What this task involves: Please write out the complete listing that follows, exactly as it reads.

━━━ Material provided ━━━

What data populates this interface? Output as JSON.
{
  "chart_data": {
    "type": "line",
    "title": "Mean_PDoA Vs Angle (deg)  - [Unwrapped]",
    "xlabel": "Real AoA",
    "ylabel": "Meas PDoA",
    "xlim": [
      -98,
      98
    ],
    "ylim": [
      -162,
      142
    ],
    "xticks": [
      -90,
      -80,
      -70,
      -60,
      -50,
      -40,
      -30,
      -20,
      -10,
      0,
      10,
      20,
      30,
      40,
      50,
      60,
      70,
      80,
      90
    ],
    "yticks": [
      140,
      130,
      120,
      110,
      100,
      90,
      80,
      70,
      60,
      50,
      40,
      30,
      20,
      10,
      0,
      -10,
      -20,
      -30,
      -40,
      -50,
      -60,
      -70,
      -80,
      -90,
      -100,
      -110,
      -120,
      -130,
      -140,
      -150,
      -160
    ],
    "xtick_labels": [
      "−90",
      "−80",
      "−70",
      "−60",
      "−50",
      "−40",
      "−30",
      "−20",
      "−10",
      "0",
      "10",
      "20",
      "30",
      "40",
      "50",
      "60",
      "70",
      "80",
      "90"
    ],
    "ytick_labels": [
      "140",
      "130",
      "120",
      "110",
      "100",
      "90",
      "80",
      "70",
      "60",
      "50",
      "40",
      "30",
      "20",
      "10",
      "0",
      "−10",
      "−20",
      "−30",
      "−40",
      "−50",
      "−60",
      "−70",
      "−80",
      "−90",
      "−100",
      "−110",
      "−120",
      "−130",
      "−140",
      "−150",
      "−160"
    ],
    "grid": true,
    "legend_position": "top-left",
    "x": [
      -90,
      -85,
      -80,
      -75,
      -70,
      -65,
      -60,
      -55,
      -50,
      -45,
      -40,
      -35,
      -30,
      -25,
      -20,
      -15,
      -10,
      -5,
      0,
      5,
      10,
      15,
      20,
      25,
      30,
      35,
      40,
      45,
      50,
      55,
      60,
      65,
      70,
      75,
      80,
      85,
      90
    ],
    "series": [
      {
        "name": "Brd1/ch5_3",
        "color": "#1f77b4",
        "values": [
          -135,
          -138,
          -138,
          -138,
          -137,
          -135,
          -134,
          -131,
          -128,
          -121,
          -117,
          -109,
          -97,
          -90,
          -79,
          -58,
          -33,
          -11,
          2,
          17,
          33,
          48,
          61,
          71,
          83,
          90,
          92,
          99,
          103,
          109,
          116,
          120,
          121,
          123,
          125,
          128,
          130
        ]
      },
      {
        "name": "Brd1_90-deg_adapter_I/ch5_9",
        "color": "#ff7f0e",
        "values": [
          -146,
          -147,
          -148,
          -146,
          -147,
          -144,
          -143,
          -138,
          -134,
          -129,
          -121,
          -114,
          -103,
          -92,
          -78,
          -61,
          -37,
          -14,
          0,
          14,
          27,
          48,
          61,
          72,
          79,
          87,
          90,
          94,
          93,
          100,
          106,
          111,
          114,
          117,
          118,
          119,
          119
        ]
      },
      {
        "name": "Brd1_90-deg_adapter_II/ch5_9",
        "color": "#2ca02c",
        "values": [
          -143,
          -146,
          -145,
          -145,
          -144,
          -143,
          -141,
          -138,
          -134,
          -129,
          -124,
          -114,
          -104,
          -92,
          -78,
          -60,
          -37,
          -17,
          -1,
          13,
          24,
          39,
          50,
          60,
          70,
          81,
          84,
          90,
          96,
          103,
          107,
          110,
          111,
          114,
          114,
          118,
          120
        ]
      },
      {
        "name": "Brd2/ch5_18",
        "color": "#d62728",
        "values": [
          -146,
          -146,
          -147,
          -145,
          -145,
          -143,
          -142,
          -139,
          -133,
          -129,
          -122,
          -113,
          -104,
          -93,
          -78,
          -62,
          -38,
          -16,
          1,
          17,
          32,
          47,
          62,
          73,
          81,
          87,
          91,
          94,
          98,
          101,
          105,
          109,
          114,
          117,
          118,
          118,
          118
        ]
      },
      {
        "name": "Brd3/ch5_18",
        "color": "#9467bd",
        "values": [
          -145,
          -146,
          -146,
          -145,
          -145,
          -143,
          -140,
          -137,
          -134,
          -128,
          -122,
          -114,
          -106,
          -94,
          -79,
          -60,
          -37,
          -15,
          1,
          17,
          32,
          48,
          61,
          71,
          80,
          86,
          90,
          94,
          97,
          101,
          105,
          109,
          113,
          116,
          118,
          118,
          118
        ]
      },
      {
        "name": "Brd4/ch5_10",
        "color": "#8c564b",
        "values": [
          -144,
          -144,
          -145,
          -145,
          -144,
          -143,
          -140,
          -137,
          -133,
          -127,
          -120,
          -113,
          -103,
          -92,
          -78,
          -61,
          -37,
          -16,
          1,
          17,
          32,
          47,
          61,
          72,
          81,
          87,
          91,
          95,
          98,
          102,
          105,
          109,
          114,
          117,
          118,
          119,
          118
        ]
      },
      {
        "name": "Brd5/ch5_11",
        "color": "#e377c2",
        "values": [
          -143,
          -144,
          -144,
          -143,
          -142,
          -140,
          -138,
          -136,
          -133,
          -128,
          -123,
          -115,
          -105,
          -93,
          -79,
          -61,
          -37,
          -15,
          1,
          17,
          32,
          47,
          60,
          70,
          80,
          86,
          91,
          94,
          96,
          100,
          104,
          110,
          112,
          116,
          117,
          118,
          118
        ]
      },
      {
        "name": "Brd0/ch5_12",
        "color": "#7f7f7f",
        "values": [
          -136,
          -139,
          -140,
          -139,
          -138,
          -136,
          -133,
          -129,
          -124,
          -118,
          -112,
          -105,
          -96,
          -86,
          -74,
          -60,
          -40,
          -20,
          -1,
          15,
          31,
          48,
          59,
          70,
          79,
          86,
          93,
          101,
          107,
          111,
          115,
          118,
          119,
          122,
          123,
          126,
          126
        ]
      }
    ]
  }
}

━━━

Exercise output:
What data populates this interface? Output as JSON.
{
  "chart_data": {
    "type": "line",
    "title": "Mean_PDoA Vs Angle (deg)  - [Unwrapped]",
    "xlabel": "Real AoA",
    "ylabel": "Meas PDoA",
    "xlim": [
      -98,
      98
    ],
    "ylim": [
      -162,
      142
    ],
    "xticks": [
      -90,
      -80,
      -70,
      -60,
      -50,
      -40,
      -30,
      -20,
      -10,
      0,
      10,
      20,
      30,
      40,
      50,
      60,
      70,
      80,
      90
    ],
    "yticks": [
      140,
      130,
      120,
      110,
      100,
      90,
      80,
      70,
      60,
      50,
      40,
      30,
      20,
      10,
      0,
      -10,
      -20,
      -30,
      -40,
      -50,
      -60,
      -70,
      -80,
      -90,
      -100,
      -110,
      -120,
      -130,
      -140,
      -150,
      -160
    ],
    "xtick_labels": [
      "−90",
      "−80",
      "−70",
      "−60",
      "−50",
      "−40",
      "−30",
      "−20",
      "−10",
      "0",
      "10",
      "20",
      "30",
      "40",
      "50",
      "60",
      "70",
      "80",
      "90"
    ],
    "ytick_labels": [
      "140",
      "130",
      "120",
      "110",
      "100",
      "90",
      "80",
      "70",
      "60",
      "50",
      "40",
      "30",
      "20",
      "10",
      "0",
      "−10",
      "−20",
      "−30",
      "−40",
      "−50",
      "−60",
      "−70",
      "−80",
      "−90",
      "−100",
      "−110",
      "−120",
      "−130",
      "−140",
      "−150",
      "−160"
    ],
    "grid": true,
    "legend_position": "top-left",
    "x": [
      -90,
      -85,
      -80,
      -75,
      -70,
      -65,
      -60,
      -55,
      -50,
      -45,
      -40,
      -35,
      -30,
      -25,
      -20,
      -15,
      -10,
      -5,
      0,
      5,
      10,
      15,
      20,
      25,
      30,
      35,
      40,
      45,
      50,
      55,
      60,
      65,
      70,
      75,
      80,
      85,
      90
    ],
    "series": [
      {
        "name": "Brd1/ch5_3",
        "color": "#1f77b4",
        "values": [
          -135,
          -138,
          -138,
          -138,
          -137,
          -135,
          -134,
          -131,
          -128,
          -121,
          -117,
          -109,
          -97,
          -90,
          -79,
          -58,
          -33,
          -11,
          2,
          17,
          33,
          48,
          61,
          71,
          83,
          90,
          92,
          99,
          103,
          109,
          116,
          120,
          121,
          123,
          125,
          128,
          130
        ]
      },
      {
        "name": "Brd1_90-deg_adapter_I/ch5_9",
        "color": "#ff7f0e",
        "values": [
          -146,
          -147,
          -148,
          -146,
          -147,
          -144,
          -143,
          -138,
          -134,
          -129,
          -121,
          -114,
          -103,
          -92,
          -78,
          -61,
          -37,
          -14,
          0,
          14,
          27,
          48,
          61,
          72,
          79,
          87,
          90,
          94,
          93,
          100,
          106,
          111,
          114,
          117,
          118,
          119,
          119
        ]
      },
      {
        "name": "Brd1_90-deg_adapter_II/ch5_9",
        "color": "#2ca02c",
        "values": [
          -143,
          -146,
          -145,
          -145,
          -144,
          -143,
          -141,
          -138,
          -134,
          -129,
          -124,
          -114,
          -104,
          -92,
          -78,
          -60,
          -37,
          -17,
          -1,
          13,
          24,
          39,
          50,
          60,
          70,
          81,
          84,
          90,
          96,
          103,
          107,
          110,
          111,
          114,
          114,
          118,
          120
        ]
      },
      {
        "name": "Brd2/ch5_18",
        "color": "#d62728",
        "values": [
          -146,
          -146,
          -147,
          -145,
          -145,
          -143,
          -142,
          -139,
          -133,
          -129,
          -122,
          -113,
          -104,
          -93,
          -78,
          -62,
          -38,
          -16,
          1,
          17,
          32,
          47,
          62,
          73,
          81,
          87,
          91,
          94,
          98,
          101,
          105,
          109,
          114,
          117,
          118,
          118,
          118
        ]
      },
      {
        "name": "Brd3/ch5_18",
        "color": "#9467bd",
        "values": [
          -145,
          -146,
          -146,
          -145,
          -145,
          -143,
          -140,
          -137,
          -134,
          -128,
          -122,
          -114,
          -106,
          -94,
          -79,
          -60,
          -37,
          -15,
          1,
          17,
          32,
          48,
          61,
          71,
          80,
          86,
          90,
          94,
          97,
          101,
          105,
          109,
          113,
          116,
          118,
          118,
          118
        ]
      },
      {
        "name": "Brd4/ch5_10",
        "color": "#8c564b",
        "values": [
          -144,
          -144,
          -145,
          -145,
          -144,
          -143,
          -140,
          -137,
          -133,
          -127,
          -120,
          -113,
          -103,
          -92,
          -78,
          -61,
          -37,
          -16,
          1,
          17,
          32,
          47,
          61,
          72,
          81,
          87,
          91,
          95,
          98,
          102,
          105,
          109,
          114,
          117,
          118,
          119,
          118
        ]
      },
      {
        "name": "Brd5/ch5_11",
        "color": "#e377c2",
        "values": [
          -143,
          -144,
          -144,
          -143,
          -142,
          -140,
          -138,
          -136,
          -133,
          -128,
          -123,
          -115,
          -105,
          -93,
          -79,
          -61,
          -37,
          -15,
          1,
          17,
          32,
          47,
          60,
          70,
          80,
          86,
          91,
          94,
          96,
          100,
          104,
          110,
          112,
          116,
          117,
          118,
          118
        ]
      },
      {
        "name": "Brd0/ch5_12",
        "color": "#7f7f7f",
        "values": [
          -136,
          -139,
          -140,
          -139,
          -138,
          -136,
          -133,
          -129,
          -124,
          -118,
          -112,
          -105,
          -96,
          -86,
          -74,
          -60,
          -40,
          -20,
          -1,
          15,
          31,
          48,
          59,
          70,
          79,
          86,
          93,
          101,
          107,
          111,
          115,
          118,
          119,
          122,
          123,
          126,
          126
        ]
      }
    ]
  }
}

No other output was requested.